Task details
Determine the number of lines in the data that include the word "的规定进行", and write only that number.

[Extracted data entries]
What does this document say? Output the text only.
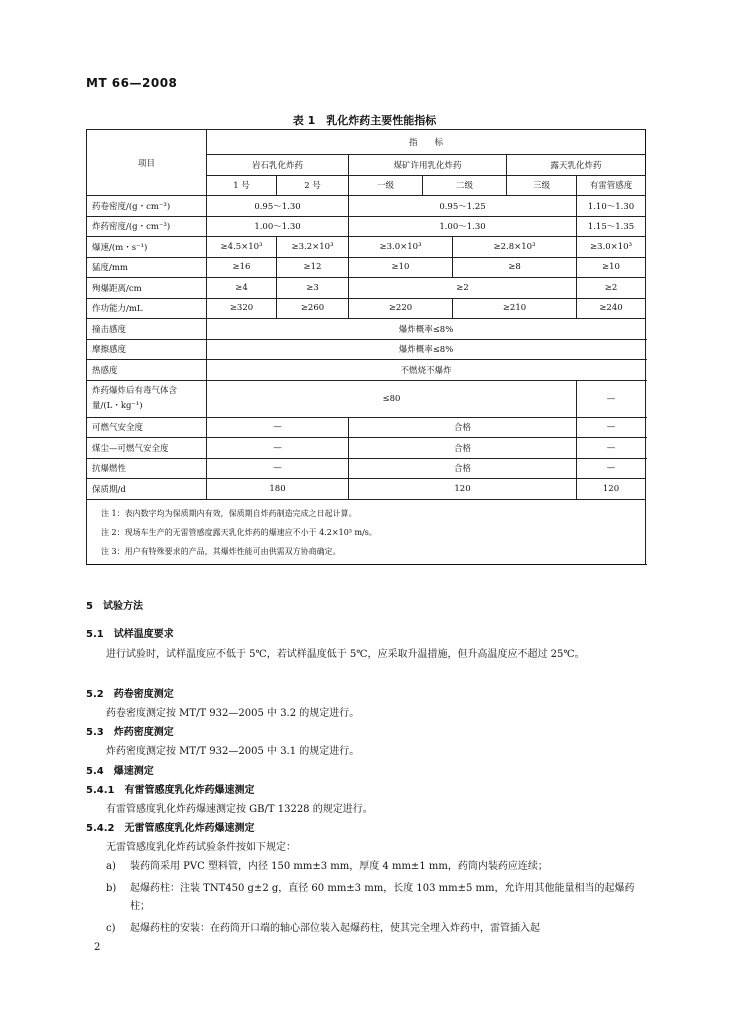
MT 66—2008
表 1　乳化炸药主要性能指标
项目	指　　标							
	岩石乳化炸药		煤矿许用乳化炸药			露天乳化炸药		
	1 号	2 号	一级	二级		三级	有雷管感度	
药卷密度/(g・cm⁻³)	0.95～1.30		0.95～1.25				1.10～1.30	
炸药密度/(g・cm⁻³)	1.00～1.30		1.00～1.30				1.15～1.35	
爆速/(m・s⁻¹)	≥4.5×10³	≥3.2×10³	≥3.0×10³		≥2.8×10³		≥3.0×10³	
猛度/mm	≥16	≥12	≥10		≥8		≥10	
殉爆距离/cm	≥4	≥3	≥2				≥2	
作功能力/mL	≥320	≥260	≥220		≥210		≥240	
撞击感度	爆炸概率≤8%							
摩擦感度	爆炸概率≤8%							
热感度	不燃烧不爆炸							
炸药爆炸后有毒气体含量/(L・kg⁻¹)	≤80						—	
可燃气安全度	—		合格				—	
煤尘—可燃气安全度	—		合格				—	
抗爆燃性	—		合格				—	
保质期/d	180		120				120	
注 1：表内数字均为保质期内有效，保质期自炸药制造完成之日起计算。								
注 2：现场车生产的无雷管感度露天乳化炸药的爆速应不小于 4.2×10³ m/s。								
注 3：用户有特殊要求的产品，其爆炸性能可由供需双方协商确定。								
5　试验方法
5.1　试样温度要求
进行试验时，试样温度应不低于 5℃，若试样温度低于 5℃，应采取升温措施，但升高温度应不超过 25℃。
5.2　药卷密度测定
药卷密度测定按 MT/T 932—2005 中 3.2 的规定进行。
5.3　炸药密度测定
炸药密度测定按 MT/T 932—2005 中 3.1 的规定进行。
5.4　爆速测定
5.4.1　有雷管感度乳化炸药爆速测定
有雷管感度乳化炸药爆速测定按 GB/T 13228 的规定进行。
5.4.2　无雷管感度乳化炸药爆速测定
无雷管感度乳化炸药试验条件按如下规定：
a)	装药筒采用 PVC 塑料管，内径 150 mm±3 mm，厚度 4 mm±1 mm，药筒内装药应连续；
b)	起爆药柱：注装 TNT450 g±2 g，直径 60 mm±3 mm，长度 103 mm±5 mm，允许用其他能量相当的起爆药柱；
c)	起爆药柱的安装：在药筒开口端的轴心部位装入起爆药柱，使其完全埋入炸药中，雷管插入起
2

Response
3